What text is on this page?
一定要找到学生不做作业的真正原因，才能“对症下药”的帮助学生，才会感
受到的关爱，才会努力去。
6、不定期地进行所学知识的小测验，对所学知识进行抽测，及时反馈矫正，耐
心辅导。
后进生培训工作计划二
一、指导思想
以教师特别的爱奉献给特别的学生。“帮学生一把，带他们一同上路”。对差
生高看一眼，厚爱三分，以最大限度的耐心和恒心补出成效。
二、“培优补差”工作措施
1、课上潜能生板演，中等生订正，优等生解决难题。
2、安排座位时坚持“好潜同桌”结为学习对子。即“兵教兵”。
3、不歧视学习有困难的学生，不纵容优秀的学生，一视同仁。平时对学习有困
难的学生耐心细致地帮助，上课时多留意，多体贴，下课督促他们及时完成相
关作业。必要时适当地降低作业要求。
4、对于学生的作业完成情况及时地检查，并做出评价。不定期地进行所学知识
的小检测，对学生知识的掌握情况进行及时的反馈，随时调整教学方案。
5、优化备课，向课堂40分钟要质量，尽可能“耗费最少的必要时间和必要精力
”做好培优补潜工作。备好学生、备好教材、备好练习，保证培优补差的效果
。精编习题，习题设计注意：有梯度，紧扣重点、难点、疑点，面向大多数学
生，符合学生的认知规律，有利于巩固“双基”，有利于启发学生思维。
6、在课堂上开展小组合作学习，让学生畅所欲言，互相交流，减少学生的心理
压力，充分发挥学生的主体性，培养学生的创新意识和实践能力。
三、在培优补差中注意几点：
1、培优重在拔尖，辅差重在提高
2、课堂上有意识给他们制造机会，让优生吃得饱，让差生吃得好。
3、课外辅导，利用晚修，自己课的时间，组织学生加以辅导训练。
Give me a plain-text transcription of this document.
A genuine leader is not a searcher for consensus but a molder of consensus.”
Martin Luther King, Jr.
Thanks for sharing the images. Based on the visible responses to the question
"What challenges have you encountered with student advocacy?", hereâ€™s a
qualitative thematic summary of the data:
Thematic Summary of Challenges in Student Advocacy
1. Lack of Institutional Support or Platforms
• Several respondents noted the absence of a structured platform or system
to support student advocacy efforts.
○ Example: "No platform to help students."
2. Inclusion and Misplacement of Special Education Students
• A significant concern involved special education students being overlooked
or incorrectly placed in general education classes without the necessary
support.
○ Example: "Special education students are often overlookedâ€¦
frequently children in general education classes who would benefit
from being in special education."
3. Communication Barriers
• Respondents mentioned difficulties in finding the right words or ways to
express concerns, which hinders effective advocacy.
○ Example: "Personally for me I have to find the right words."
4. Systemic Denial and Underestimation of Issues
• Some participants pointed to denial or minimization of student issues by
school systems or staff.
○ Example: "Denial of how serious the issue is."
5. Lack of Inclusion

..............................

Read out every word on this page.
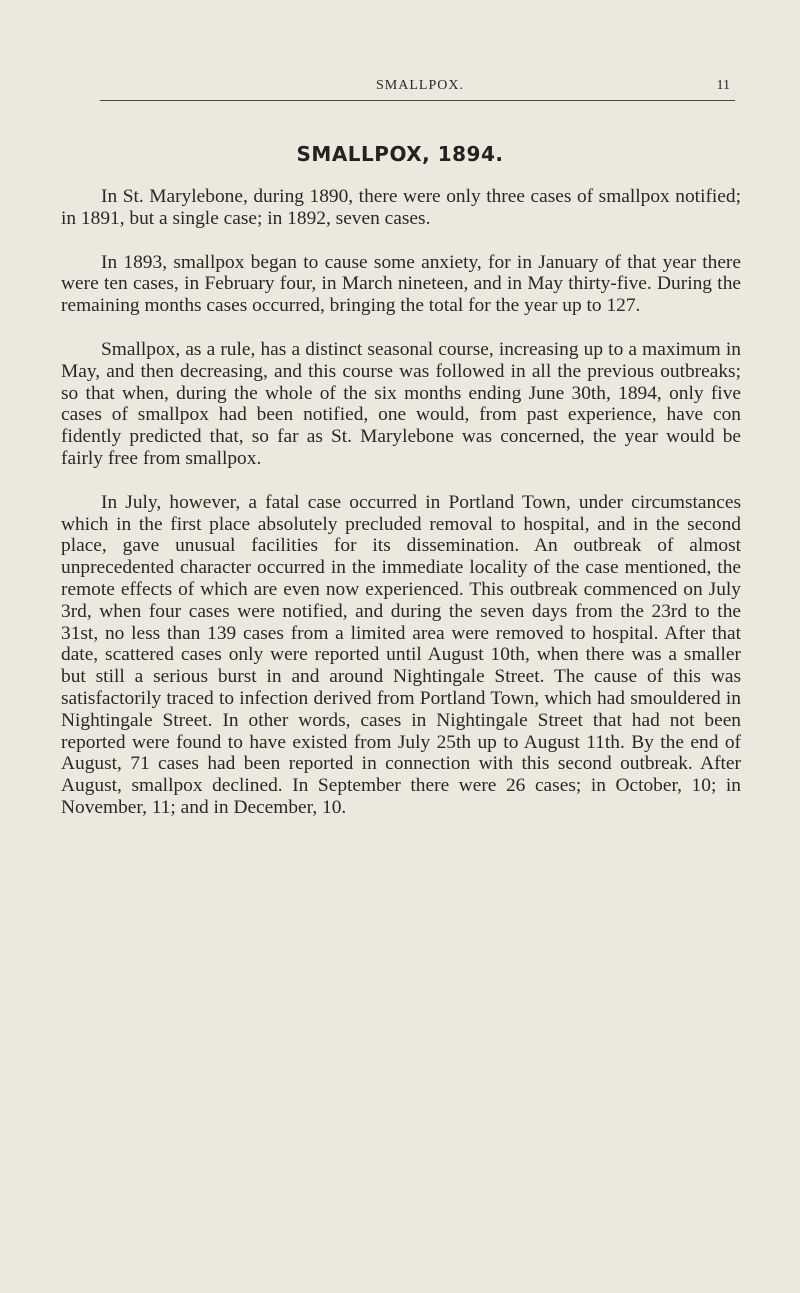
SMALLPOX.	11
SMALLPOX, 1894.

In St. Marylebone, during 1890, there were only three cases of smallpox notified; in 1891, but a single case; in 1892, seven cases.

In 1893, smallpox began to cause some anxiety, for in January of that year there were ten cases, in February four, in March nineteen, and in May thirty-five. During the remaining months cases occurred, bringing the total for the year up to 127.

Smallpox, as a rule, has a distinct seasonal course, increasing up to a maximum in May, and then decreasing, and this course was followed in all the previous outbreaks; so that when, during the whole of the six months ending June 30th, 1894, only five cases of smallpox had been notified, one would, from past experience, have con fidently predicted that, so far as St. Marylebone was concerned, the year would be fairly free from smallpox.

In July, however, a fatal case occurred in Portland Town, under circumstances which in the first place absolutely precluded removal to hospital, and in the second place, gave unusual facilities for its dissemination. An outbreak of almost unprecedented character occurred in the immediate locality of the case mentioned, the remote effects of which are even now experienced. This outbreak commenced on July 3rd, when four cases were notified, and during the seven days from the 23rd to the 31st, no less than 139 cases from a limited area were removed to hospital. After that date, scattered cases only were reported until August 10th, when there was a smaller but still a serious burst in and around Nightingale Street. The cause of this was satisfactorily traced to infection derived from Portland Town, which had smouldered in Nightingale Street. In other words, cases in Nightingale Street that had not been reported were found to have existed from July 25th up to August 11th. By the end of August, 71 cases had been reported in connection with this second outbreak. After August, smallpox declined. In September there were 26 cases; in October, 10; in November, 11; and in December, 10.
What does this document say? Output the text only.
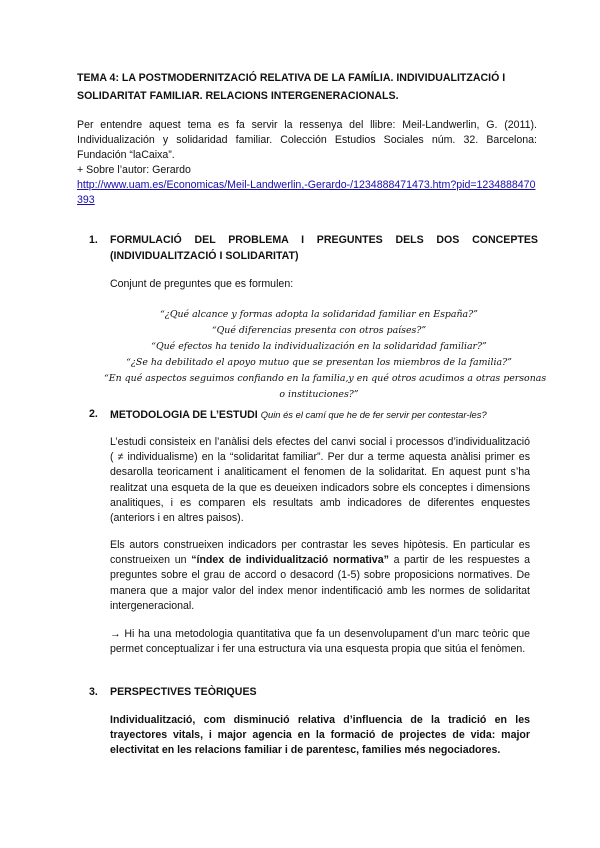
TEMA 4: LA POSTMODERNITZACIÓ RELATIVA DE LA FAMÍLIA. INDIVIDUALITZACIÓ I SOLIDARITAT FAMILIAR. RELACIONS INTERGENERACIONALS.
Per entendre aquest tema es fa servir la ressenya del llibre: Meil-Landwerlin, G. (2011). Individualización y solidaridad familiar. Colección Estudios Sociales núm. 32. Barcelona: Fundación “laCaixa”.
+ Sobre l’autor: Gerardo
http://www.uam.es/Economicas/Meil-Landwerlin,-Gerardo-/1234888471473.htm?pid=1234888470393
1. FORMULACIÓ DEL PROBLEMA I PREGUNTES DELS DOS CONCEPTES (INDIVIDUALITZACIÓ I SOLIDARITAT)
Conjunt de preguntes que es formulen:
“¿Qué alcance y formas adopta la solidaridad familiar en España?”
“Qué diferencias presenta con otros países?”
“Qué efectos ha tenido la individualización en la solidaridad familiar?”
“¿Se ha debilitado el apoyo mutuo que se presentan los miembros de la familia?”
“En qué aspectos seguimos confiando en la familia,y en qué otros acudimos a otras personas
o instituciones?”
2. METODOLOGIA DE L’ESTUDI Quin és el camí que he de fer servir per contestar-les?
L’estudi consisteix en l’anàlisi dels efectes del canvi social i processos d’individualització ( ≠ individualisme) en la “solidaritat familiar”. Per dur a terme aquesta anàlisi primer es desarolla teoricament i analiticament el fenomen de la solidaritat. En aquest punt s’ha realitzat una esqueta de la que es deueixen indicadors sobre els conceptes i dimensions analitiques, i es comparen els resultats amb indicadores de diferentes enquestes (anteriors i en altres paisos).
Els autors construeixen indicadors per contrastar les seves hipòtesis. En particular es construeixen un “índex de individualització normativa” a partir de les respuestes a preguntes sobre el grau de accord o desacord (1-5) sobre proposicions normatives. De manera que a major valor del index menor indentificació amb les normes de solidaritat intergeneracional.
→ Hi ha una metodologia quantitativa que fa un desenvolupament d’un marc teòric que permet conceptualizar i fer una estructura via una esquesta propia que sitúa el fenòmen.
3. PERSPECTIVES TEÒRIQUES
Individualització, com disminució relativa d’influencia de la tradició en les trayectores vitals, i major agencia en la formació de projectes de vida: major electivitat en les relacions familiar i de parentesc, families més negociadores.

..............................

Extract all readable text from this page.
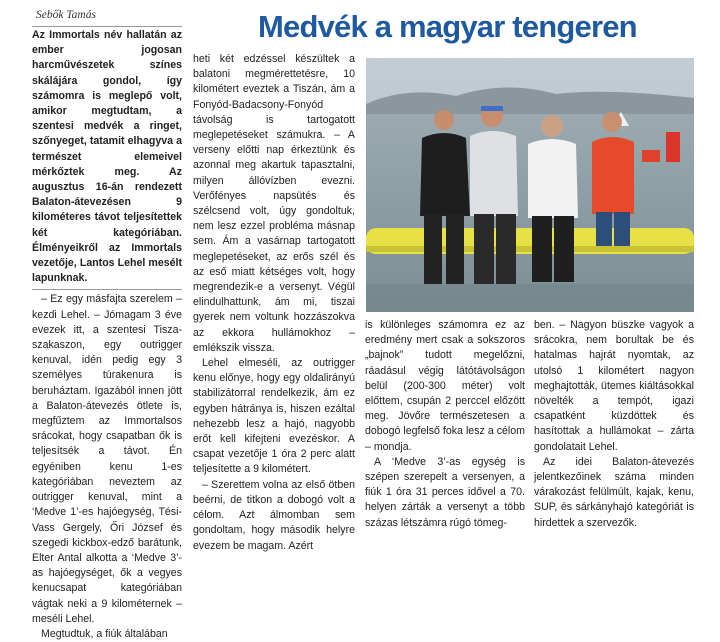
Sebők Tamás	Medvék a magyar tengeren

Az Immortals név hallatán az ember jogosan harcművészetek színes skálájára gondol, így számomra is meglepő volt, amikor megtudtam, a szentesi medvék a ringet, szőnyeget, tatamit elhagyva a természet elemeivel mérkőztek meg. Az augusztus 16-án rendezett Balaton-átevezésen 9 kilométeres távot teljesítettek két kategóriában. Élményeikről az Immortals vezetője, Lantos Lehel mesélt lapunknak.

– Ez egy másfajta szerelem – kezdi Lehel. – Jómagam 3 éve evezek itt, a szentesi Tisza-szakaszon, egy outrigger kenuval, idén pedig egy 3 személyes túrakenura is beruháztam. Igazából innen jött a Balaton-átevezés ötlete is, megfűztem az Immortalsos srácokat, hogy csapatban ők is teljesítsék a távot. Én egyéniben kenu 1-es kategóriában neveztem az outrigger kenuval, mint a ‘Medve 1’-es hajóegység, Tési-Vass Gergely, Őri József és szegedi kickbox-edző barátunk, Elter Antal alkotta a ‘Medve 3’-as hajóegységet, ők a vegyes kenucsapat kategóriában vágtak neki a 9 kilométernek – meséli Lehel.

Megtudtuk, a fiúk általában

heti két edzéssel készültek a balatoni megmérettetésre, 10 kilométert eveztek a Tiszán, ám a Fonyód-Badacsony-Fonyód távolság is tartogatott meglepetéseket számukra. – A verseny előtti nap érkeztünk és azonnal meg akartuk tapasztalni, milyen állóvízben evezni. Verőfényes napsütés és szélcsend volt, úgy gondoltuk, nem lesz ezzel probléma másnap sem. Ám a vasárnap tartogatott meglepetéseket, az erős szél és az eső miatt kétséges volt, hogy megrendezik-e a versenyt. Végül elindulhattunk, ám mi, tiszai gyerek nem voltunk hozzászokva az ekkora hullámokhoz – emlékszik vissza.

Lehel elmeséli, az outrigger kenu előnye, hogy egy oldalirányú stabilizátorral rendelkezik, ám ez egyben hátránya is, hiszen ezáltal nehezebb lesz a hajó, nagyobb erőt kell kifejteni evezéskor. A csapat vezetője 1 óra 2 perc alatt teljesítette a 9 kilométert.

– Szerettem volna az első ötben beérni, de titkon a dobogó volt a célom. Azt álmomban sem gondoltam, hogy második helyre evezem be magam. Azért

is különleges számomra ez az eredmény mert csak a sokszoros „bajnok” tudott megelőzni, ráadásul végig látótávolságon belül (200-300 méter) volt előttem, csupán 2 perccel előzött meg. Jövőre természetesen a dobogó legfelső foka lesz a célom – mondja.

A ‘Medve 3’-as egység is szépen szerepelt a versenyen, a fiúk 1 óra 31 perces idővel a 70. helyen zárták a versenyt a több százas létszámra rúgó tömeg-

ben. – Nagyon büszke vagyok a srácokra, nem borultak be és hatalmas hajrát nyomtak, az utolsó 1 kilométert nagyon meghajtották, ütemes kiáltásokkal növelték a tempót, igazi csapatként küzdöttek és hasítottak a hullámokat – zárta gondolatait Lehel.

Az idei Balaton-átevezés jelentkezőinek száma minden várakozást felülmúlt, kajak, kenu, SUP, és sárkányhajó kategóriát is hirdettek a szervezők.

..............................

▸ **Short exercise**
Filter the records above for "words" and copy every matching line.

▸ **The solution**
• Respondents mentioned difficulties in finding the right words or ways to
○ Example: "Personally for me I have to find the right words."
In July, however, a fatal case occurred in Portland Town, under circumstances which in the first place absolutely precluded removal to hospital, and in the second place, gave unusual facilities for its dissemination. An outbreak of almost unprecedented character occurred in the immediate locality of the case mentioned, the remote effects of which are even now experienced. This outbreak commenced on July 3rd, when four cases were notified, and during the seven days from the 23rd to the 31st, no less than 139 cases from a limited area were removed to hospital. After that date, scattered cases only were reported until August 10th, when there was a smaller but still a serious burst in and around Nightingale Street. The cause of this was satisfactorily traced to infection derived from Portland Town, which had smouldered in Nightingale Street. In other words, cases in Nightingale Street that had not been reported were found to have existed from July 25th up to August 11th. By the end of August, 71 cases had been reported in connection with this second outbreak. After August, smallpox declined. In September there were 26 cases; in October, 10; in November, 11; and in December, 10.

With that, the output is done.